** Begin RECORDS SUPPLIED **

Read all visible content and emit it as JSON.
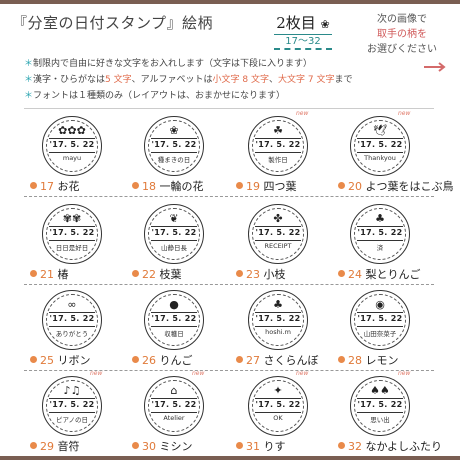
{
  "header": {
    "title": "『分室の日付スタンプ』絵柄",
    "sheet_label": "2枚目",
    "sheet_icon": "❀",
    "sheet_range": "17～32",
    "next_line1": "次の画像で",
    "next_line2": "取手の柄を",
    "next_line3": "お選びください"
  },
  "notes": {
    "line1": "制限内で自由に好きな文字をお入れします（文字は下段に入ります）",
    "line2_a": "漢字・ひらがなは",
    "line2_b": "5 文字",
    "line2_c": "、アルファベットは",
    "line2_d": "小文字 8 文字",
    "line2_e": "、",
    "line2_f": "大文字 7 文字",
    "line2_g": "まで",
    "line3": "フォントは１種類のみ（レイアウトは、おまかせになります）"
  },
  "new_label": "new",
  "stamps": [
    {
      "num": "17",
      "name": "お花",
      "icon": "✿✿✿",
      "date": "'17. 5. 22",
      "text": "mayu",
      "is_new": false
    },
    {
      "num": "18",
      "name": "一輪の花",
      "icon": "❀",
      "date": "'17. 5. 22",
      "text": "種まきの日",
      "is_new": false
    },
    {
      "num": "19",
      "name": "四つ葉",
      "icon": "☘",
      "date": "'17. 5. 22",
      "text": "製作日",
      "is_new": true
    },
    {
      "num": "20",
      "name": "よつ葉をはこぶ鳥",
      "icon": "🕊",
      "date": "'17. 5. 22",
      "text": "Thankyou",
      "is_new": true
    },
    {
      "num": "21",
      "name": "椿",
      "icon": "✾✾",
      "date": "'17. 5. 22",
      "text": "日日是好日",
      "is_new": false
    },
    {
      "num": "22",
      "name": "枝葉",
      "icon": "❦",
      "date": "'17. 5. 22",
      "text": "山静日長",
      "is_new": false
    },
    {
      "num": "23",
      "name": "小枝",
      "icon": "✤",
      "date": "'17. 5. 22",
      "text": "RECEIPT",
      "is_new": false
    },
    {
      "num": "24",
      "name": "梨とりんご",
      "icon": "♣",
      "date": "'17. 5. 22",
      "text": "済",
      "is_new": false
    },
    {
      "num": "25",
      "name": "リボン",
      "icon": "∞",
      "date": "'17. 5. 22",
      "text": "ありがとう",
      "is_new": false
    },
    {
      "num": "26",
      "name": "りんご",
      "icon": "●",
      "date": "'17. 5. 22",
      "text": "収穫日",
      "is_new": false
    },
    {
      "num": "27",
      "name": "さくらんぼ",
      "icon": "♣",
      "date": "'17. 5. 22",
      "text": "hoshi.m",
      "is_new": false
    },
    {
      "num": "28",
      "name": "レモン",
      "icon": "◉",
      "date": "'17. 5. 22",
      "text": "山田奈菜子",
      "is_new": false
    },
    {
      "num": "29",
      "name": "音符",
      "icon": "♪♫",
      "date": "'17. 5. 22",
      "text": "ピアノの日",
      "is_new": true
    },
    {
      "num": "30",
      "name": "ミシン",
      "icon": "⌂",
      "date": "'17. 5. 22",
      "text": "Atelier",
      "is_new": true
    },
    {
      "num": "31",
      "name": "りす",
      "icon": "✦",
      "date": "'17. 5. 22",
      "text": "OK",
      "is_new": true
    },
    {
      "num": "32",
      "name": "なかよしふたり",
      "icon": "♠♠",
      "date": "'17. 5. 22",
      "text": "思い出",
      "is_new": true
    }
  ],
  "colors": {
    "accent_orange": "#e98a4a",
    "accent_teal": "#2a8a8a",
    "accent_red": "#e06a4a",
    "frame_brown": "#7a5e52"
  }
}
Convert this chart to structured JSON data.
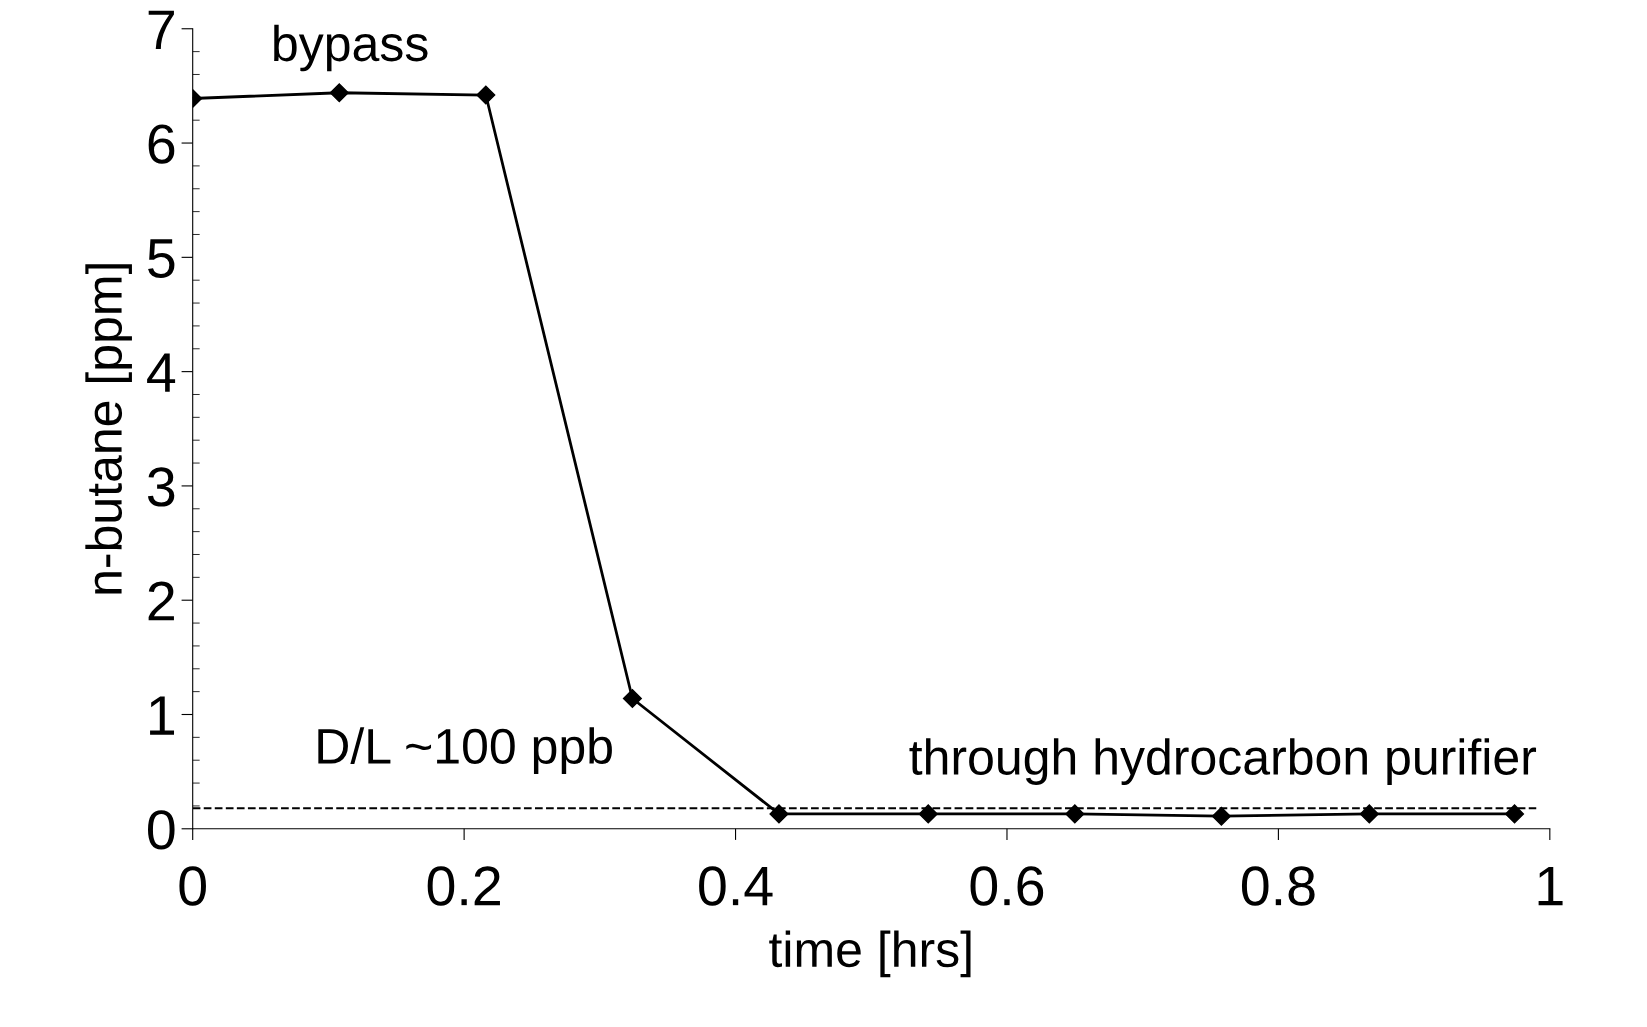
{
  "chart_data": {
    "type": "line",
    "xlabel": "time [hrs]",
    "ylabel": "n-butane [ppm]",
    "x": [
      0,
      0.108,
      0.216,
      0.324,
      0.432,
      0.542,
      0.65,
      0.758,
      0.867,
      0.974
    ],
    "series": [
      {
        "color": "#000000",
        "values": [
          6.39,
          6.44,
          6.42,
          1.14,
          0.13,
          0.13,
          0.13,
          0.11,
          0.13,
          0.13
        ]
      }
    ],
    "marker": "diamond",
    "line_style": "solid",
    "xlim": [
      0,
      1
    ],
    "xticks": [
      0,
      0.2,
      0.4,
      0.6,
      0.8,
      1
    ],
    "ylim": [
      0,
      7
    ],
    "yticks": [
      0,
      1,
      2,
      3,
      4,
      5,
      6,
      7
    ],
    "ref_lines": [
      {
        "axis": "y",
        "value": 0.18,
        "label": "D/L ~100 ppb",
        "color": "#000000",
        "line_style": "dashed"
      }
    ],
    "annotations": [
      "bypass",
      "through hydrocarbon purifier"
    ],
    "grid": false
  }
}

** End RECORDS SUPPLIED **

Copy the material above exactly and drop the pictures.

**ANSWER TO THE PROBLEM**
Read all visible content and emit it as JSON.
{
  "header": {
    "title": "『分室の日付スタンプ』絵柄",
    "sheet_label": "2枚目",
    "sheet_icon": "❀",
    "sheet_range": "17～32",
    "next_line1": "次の画像で",
    "next_line2": "取手の柄を",
    "next_line3": "お選びください"
  },
  "notes": {
    "line1": "制限内で自由に好きな文字をお入れします（文字は下段に入ります）",
    "line2_a": "漢字・ひらがなは",
    "line2_b": "5 文字",
    "line2_c": "、アルファベットは",
    "line2_d": "小文字 8 文字",
    "line2_e": "、",
    "line2_f": "大文字 7 文字",
    "line2_g": "まで",
    "line3": "フォントは１種類のみ（レイアウトは、おまかせになります）"
  },
  "new_label": "new",
  "stamps": [
    {
      "num": "17",
      "name": "お花",
      "icon": "✿✿✿",
      "date": "'17. 5. 22",
      "text": "mayu",
      "is_new": false
    },
    {
      "num": "18",
      "name": "一輪の花",
      "icon": "❀",
      "date": "'17. 5. 22",
      "text": "種まきの日",
      "is_new": false
    },
    {
      "num": "19",
      "name": "四つ葉",
      "icon": "☘",
      "date": "'17. 5. 22",
      "text": "製作日",
      "is_new": true
    },
    {
      "num": "20",
      "name": "よつ葉をはこぶ鳥",
      "icon": "🕊",
      "date": "'17. 5. 22",
      "text": "Thankyou",
      "is_new": true
    },
    {
      "num": "21",
      "name": "椿",
      "icon": "✾✾",
      "date": "'17. 5. 22",
      "text": "日日是好日",
      "is_new": false
    },
    {
      "num": "22",
      "name": "枝葉",
      "icon": "❦",
      "date": "'17. 5. 22",
      "text": "山静日長",
      "is_new": false
    },
    {
      "num": "23",
      "name": "小枝",
      "icon": "✤",
      "date": "'17. 5. 22",
      "text": "RECEIPT",
      "is_new": false
    },
    {
      "num": "24",
      "name": "梨とりんご",
      "icon": "♣",
      "date": "'17. 5. 22",
      "text": "済",
      "is_new": false
    },
    {
      "num": "25",
      "name": "リボン",
      "icon": "∞",
      "date": "'17. 5. 22",
      "text": "ありがとう",
      "is_new": false
    },
    {
      "num": "26",
      "name": "りんご",
      "icon": "●",
      "date": "'17. 5. 22",
      "text": "収穫日",
      "is_new": false
    },
    {
      "num": "27",
      "name": "さくらんぼ",
      "icon": "♣",
      "date": "'17. 5. 22",
      "text": "hoshi.m",
      "is_new": false
    },
    {
      "num": "28",
      "name": "レモン",
      "icon": "◉",
      "date": "'17. 5. 22",
      "text": "山田奈菜子",
      "is_new": false
    },
    {
      "num": "29",
      "name": "音符",
      "icon": "♪♫",
      "date": "'17. 5. 22",
      "text": "ピアノの日",
      "is_new": true
    },
    {
      "num": "30",
      "name": "ミシン",
      "icon": "⌂",
      "date": "'17. 5. 22",
      "text": "Atelier",
      "is_new": true
    },
    {
      "num": "31",
      "name": "りす",
      "icon": "✦",
      "date": "'17. 5. 22",
      "text": "OK",
      "is_new": true
    },
    {
      "num": "32",
      "name": "なかよしふたり",
      "icon": "♠♠",
      "date": "'17. 5. 22",
      "text": "思い出",
      "is_new": true
    }
  ],
  "colors": {
    "accent_orange": "#e98a4a",
    "accent_teal": "#2a8a8a",
    "accent_red": "#e06a4a",
    "frame_brown": "#7a5e52"
  }
}
Convert this chart to structured JSON data.
{
  "chart_data": {
    "type": "line",
    "xlabel": "time [hrs]",
    "ylabel": "n-butane [ppm]",
    "x": [
      0,
      0.108,
      0.216,
      0.324,
      0.432,
      0.542,
      0.65,
      0.758,
      0.867,
      0.974
    ],
    "series": [
      {
        "color": "#000000",
        "values": [
          6.39,
          6.44,
          6.42,
          1.14,
          0.13,
          0.13,
          0.13,
          0.11,
          0.13,
          0.13
        ]
      }
    ],
    "marker": "diamond",
    "line_style": "solid",
    "xlim": [
      0,
      1
    ],
    "xticks": [
      0,
      0.2,
      0.4,
      0.6,
      0.8,
      1
    ],
    "ylim": [
      0,
      7
    ],
    "yticks": [
      0,
      1,
      2,
      3,
      4,
      5,
      6,
      7
    ],
    "ref_lines": [
      {
        "axis": "y",
        "value": 0.18,
        "label": "D/L ~100 ppb",
        "color": "#000000",
        "line_style": "dashed"
      }
    ],
    "annotations": [
      "bypass",
      "through hydrocarbon purifier"
    ],
    "grid": false
  }
}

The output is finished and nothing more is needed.